═════ Excerpted data

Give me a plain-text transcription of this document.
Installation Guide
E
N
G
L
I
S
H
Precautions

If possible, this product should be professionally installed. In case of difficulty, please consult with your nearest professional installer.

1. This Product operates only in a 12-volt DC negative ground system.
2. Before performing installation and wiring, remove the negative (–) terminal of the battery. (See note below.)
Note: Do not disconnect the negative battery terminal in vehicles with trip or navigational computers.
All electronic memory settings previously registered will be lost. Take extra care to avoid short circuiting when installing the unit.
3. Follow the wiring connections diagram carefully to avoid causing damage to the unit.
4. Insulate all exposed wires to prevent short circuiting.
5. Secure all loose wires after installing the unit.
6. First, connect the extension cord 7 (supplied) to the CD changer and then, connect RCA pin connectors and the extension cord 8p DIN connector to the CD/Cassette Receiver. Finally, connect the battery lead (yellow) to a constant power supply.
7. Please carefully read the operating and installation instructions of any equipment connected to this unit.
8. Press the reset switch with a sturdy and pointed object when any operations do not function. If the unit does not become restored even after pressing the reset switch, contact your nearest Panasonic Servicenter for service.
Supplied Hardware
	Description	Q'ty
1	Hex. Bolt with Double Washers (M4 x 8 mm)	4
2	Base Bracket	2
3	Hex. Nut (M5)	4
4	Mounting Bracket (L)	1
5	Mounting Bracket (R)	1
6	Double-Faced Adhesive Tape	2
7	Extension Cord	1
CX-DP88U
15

══════════

# What the exercise asks
Output all of the data again. Match it exactly.

# Answer below
Give me a plain-text transcription of this document.
Installation Guide
E
N
G
L
I
S
H
Precautions

If possible, this product should be professionally installed. In case of difficulty, please consult with your nearest professional installer.

1. This Product operates only in a 12-volt DC negative ground system.
2. Before performing installation and wiring, remove the negative (–) terminal of the battery. (See note below.)
Note: Do not disconnect the negative battery terminal in vehicles with trip or navigational computers.
All electronic memory settings previously registered will be lost. Take extra care to avoid short circuiting when installing the unit.
3. Follow the wiring connections diagram carefully to avoid causing damage to the unit.
4. Insulate all exposed wires to prevent short circuiting.
5. Secure all loose wires after installing the unit.
6. First, connect the extension cord 7 (supplied) to the CD changer and then, connect RCA pin connectors and the extension cord 8p DIN connector to the CD/Cassette Receiver. Finally, connect the battery lead (yellow) to a constant power supply.
7. Please carefully read the operating and installation instructions of any equipment connected to this unit.
8. Press the reset switch with a sturdy and pointed object when any operations do not function. If the unit does not become restored even after pressing the reset switch, contact your nearest Panasonic Servicenter for service.
Supplied Hardware
	Description	Q'ty
1	Hex. Bolt with Double Washers (M4 x 8 mm)	4
2	Base Bracket	2
3	Hex. Nut (M5)	4
4	Mounting Bracket (L)	1
5	Mounting Bracket (R)	1
6	Double-Faced Adhesive Tape	2
7	Extension Cord	1
CX-DP88U
15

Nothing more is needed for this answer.